== What this task involves ==
Repeat each entry exactly and drop the pictures.

Saved entries:
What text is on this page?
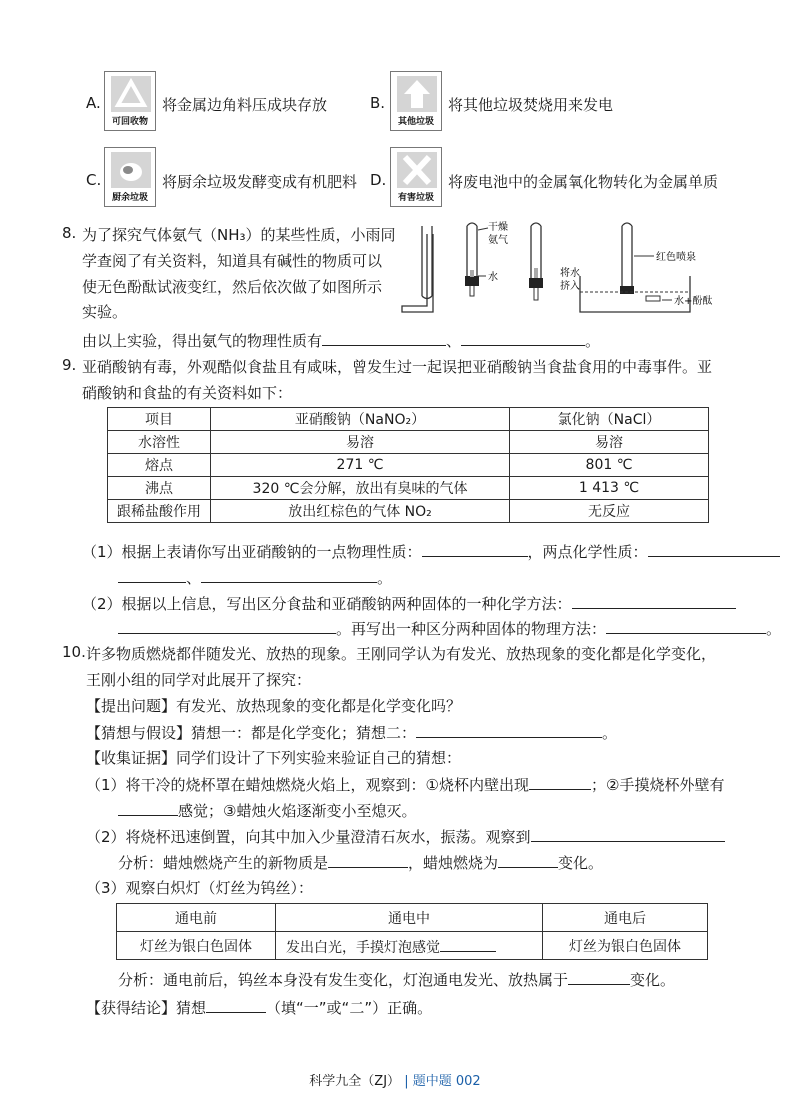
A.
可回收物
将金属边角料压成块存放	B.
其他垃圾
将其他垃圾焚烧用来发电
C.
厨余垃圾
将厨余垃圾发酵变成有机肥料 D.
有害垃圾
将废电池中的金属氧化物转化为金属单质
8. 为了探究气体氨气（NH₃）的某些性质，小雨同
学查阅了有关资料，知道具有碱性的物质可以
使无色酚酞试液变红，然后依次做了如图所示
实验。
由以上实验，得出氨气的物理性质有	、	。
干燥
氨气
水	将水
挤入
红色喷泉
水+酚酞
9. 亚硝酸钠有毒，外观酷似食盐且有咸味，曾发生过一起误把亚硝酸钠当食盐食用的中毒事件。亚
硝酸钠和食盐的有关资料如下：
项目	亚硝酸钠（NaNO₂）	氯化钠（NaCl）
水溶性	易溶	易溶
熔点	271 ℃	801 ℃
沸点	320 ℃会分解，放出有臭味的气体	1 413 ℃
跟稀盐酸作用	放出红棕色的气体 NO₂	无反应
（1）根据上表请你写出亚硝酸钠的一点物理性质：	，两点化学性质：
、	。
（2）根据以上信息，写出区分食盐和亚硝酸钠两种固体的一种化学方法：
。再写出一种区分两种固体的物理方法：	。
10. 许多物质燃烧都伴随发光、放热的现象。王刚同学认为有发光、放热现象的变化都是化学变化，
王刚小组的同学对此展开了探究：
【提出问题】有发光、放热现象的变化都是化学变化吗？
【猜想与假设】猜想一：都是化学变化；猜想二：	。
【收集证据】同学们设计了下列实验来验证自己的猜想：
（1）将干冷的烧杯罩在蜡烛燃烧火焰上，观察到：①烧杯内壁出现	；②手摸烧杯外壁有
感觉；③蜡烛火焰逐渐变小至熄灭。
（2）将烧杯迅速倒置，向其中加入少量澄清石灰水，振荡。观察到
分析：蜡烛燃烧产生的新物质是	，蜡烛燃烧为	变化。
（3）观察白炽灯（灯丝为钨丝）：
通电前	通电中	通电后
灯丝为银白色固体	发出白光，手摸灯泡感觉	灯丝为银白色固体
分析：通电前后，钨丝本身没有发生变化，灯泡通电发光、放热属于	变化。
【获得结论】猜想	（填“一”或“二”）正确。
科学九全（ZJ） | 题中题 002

== Answer to this exercise ==
What text is on this page?
A.
可回收物
将金属边角料压成块存放	B.
其他垃圾
将其他垃圾焚烧用来发电
C.
厨余垃圾
将厨余垃圾发酵变成有机肥料 D.
有害垃圾
将废电池中的金属氧化物转化为金属单质
8. 为了探究气体氨气（NH₃）的某些性质，小雨同
学查阅了有关资料，知道具有碱性的物质可以
使无色酚酞试液变红，然后依次做了如图所示
实验。
由以上实验，得出氨气的物理性质有	、	。
干燥
氨气
水	将水
挤入
红色喷泉
水+酚酞
9. 亚硝酸钠有毒，外观酷似食盐且有咸味，曾发生过一起误把亚硝酸钠当食盐食用的中毒事件。亚
硝酸钠和食盐的有关资料如下：
项目	亚硝酸钠（NaNO₂）	氯化钠（NaCl）
水溶性	易溶	易溶
熔点	271 ℃	801 ℃
沸点	320 ℃会分解，放出有臭味的气体	1 413 ℃
跟稀盐酸作用	放出红棕色的气体 NO₂	无反应
（1）根据上表请你写出亚硝酸钠的一点物理性质：	，两点化学性质：
、	。
（2）根据以上信息，写出区分食盐和亚硝酸钠两种固体的一种化学方法：
。再写出一种区分两种固体的物理方法：	。
10. 许多物质燃烧都伴随发光、放热的现象。王刚同学认为有发光、放热现象的变化都是化学变化，
王刚小组的同学对此展开了探究：
【提出问题】有发光、放热现象的变化都是化学变化吗？
【猜想与假设】猜想一：都是化学变化；猜想二：	。
【收集证据】同学们设计了下列实验来验证自己的猜想：
（1）将干冷的烧杯罩在蜡烛燃烧火焰上，观察到：①烧杯内壁出现	；②手摸烧杯外壁有
感觉；③蜡烛火焰逐渐变小至熄灭。
（2）将烧杯迅速倒置，向其中加入少量澄清石灰水，振荡。观察到
分析：蜡烛燃烧产生的新物质是	，蜡烛燃烧为	变化。
（3）观察白炽灯（灯丝为钨丝）：
通电前	通电中	通电后
灯丝为银白色固体	发出白光，手摸灯泡感觉	灯丝为银白色固体
分析：通电前后，钨丝本身没有发生变化，灯泡通电发光、放热属于	变化。
【获得结论】猜想	（填“一”或“二”）正确。
科学九全（ZJ） | 题中题 002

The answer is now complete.